* Start Entries *

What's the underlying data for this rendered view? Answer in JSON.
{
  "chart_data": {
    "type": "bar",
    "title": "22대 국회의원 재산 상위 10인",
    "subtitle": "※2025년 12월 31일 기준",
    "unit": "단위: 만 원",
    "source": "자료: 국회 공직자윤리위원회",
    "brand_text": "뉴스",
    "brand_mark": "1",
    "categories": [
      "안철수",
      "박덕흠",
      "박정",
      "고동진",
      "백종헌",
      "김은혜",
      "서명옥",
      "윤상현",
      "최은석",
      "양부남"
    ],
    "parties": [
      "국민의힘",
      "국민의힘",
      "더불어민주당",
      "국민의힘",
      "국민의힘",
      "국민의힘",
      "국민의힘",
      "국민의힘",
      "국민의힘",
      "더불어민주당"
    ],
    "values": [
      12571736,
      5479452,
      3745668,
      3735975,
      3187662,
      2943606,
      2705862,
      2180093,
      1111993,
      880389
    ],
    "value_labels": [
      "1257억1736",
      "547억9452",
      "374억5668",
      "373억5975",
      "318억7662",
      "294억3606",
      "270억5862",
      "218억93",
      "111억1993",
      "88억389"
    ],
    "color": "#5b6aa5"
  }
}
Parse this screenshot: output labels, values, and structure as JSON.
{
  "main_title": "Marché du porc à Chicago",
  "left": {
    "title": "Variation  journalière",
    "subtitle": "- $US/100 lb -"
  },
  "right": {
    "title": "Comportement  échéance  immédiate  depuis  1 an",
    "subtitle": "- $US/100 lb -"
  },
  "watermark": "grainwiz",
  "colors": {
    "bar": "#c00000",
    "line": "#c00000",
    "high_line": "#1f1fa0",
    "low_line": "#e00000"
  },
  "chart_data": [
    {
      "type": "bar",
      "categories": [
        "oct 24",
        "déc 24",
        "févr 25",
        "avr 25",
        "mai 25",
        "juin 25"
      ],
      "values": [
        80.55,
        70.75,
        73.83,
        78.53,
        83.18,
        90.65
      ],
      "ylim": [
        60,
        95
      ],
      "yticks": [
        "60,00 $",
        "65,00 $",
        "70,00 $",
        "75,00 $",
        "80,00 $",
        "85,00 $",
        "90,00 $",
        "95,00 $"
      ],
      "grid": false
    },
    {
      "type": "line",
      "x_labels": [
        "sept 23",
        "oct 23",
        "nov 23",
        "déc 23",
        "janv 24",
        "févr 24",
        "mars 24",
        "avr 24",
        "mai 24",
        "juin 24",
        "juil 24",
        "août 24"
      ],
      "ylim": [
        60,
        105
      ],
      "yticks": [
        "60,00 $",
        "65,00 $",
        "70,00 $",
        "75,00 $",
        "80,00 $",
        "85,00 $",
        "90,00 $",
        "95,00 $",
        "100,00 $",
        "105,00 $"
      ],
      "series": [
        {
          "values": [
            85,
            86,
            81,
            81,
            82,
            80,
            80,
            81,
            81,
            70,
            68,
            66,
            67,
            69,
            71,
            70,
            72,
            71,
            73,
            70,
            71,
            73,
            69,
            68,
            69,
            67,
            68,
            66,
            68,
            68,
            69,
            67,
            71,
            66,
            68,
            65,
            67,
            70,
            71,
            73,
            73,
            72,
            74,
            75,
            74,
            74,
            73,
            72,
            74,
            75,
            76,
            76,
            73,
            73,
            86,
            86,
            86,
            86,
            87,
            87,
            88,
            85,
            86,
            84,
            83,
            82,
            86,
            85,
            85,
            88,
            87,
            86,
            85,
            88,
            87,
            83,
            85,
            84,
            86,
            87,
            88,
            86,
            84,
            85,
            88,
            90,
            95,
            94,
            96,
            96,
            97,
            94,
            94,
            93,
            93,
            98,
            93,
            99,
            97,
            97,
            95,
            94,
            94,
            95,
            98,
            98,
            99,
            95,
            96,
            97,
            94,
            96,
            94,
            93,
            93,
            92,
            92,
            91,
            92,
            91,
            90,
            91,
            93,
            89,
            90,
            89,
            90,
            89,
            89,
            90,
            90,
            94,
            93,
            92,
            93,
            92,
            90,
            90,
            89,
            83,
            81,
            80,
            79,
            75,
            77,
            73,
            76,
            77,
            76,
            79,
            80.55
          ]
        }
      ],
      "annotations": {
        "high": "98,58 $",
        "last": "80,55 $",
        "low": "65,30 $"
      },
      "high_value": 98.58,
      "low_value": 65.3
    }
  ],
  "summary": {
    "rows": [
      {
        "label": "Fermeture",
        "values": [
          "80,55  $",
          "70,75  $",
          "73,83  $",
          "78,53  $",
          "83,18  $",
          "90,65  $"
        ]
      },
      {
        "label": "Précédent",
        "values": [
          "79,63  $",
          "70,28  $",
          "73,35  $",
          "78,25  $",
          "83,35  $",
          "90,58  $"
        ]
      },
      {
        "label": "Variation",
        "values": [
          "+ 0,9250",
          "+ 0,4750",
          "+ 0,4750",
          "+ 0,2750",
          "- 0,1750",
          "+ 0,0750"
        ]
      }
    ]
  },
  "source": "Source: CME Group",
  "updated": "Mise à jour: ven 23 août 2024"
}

* End Entries *

§ **Brief**: Above are some records. Print them all exactly.

§ **Complete answer**:
What's the underlying data for this rendered view? Answer in JSON.
{
  "chart_data": {
    "type": "bar",
    "title": "22대 국회의원 재산 상위 10인",
    "subtitle": "※2025년 12월 31일 기준",
    "unit": "단위: 만 원",
    "source": "자료: 국회 공직자윤리위원회",
    "brand_text": "뉴스",
    "brand_mark": "1",
    "categories": [
      "안철수",
      "박덕흠",
      "박정",
      "고동진",
      "백종헌",
      "김은혜",
      "서명옥",
      "윤상현",
      "최은석",
      "양부남"
    ],
    "parties": [
      "국민의힘",
      "국민의힘",
      "더불어민주당",
      "국민의힘",
      "국민의힘",
      "국민의힘",
      "국민의힘",
      "국민의힘",
      "국민의힘",
      "더불어민주당"
    ],
    "values": [
      12571736,
      5479452,
      3745668,
      3735975,
      3187662,
      2943606,
      2705862,
      2180093,
      1111993,
      880389
    ],
    "value_labels": [
      "1257억1736",
      "547억9452",
      "374억5668",
      "373억5975",
      "318억7662",
      "294억3606",
      "270억5862",
      "218억93",
      "111억1993",
      "88억389"
    ],
    "color": "#5b6aa5"
  }
}
Parse this screenshot: output labels, values, and structure as JSON.
{
  "main_title": "Marché du porc à Chicago",
  "left": {
    "title": "Variation  journalière",
    "subtitle": "- $US/100 lb -"
  },
  "right": {
    "title": "Comportement  échéance  immédiate  depuis  1 an",
    "subtitle": "- $US/100 lb -"
  },
  "watermark": "grainwiz",
  "colors": {
    "bar": "#c00000",
    "line": "#c00000",
    "high_line": "#1f1fa0",
    "low_line": "#e00000"
  },
  "chart_data": [
    {
      "type": "bar",
      "categories": [
        "oct 24",
        "déc 24",
        "févr 25",
        "avr 25",
        "mai 25",
        "juin 25"
      ],
      "values": [
        80.55,
        70.75,
        73.83,
        78.53,
        83.18,
        90.65
      ],
      "ylim": [
        60,
        95
      ],
      "yticks": [
        "60,00 $",
        "65,00 $",
        "70,00 $",
        "75,00 $",
        "80,00 $",
        "85,00 $",
        "90,00 $",
        "95,00 $"
      ],
      "grid": false
    },
    {
      "type": "line",
      "x_labels": [
        "sept 23",
        "oct 23",
        "nov 23",
        "déc 23",
        "janv 24",
        "févr 24",
        "mars 24",
        "avr 24",
        "mai 24",
        "juin 24",
        "juil 24",
        "août 24"
      ],
      "ylim": [
        60,
        105
      ],
      "yticks": [
        "60,00 $",
        "65,00 $",
        "70,00 $",
        "75,00 $",
        "80,00 $",
        "85,00 $",
        "90,00 $",
        "95,00 $",
        "100,00 $",
        "105,00 $"
      ],
      "series": [
        {
          "values": [
            85,
            86,
            81,
            81,
            82,
            80,
            80,
            81,
            81,
            70,
            68,
            66,
            67,
            69,
            71,
            70,
            72,
            71,
            73,
            70,
            71,
            73,
            69,
            68,
            69,
            67,
            68,
            66,
            68,
            68,
            69,
            67,
            71,
            66,
            68,
            65,
            67,
            70,
            71,
            73,
            73,
            72,
            74,
            75,
            74,
            74,
            73,
            72,
            74,
            75,
            76,
            76,
            73,
            73,
            86,
            86,
            86,
            86,
            87,
            87,
            88,
            85,
            86,
            84,
            83,
            82,
            86,
            85,
            85,
            88,
            87,
            86,
            85,
            88,
            87,
            83,
            85,
            84,
            86,
            87,
            88,
            86,
            84,
            85,
            88,
            90,
            95,
            94,
            96,
            96,
            97,
            94,
            94,
            93,
            93,
            98,
            93,
            99,
            97,
            97,
            95,
            94,
            94,
            95,
            98,
            98,
            99,
            95,
            96,
            97,
            94,
            96,
            94,
            93,
            93,
            92,
            92,
            91,
            92,
            91,
            90,
            91,
            93,
            89,
            90,
            89,
            90,
            89,
            89,
            90,
            90,
            94,
            93,
            92,
            93,
            92,
            90,
            90,
            89,
            83,
            81,
            80,
            79,
            75,
            77,
            73,
            76,
            77,
            76,
            79,
            80.55
          ]
        }
      ],
      "annotations": {
        "high": "98,58 $",
        "last": "80,55 $",
        "low": "65,30 $"
      },
      "high_value": 98.58,
      "low_value": 65.3
    }
  ],
  "summary": {
    "rows": [
      {
        "label": "Fermeture",
        "values": [
          "80,55  $",
          "70,75  $",
          "73,83  $",
          "78,53  $",
          "83,18  $",
          "90,65  $"
        ]
      },
      {
        "label": "Précédent",
        "values": [
          "79,63  $",
          "70,28  $",
          "73,35  $",
          "78,25  $",
          "83,35  $",
          "90,58  $"
        ]
      },
      {
        "label": "Variation",
        "values": [
          "+ 0,9250",
          "+ 0,4750",
          "+ 0,4750",
          "+ 0,2750",
          "- 0,1750",
          "+ 0,0750"
        ]
      }
    ]
  },
  "source": "Source: CME Group",
  "updated": "Mise à jour: ven 23 août 2024"
}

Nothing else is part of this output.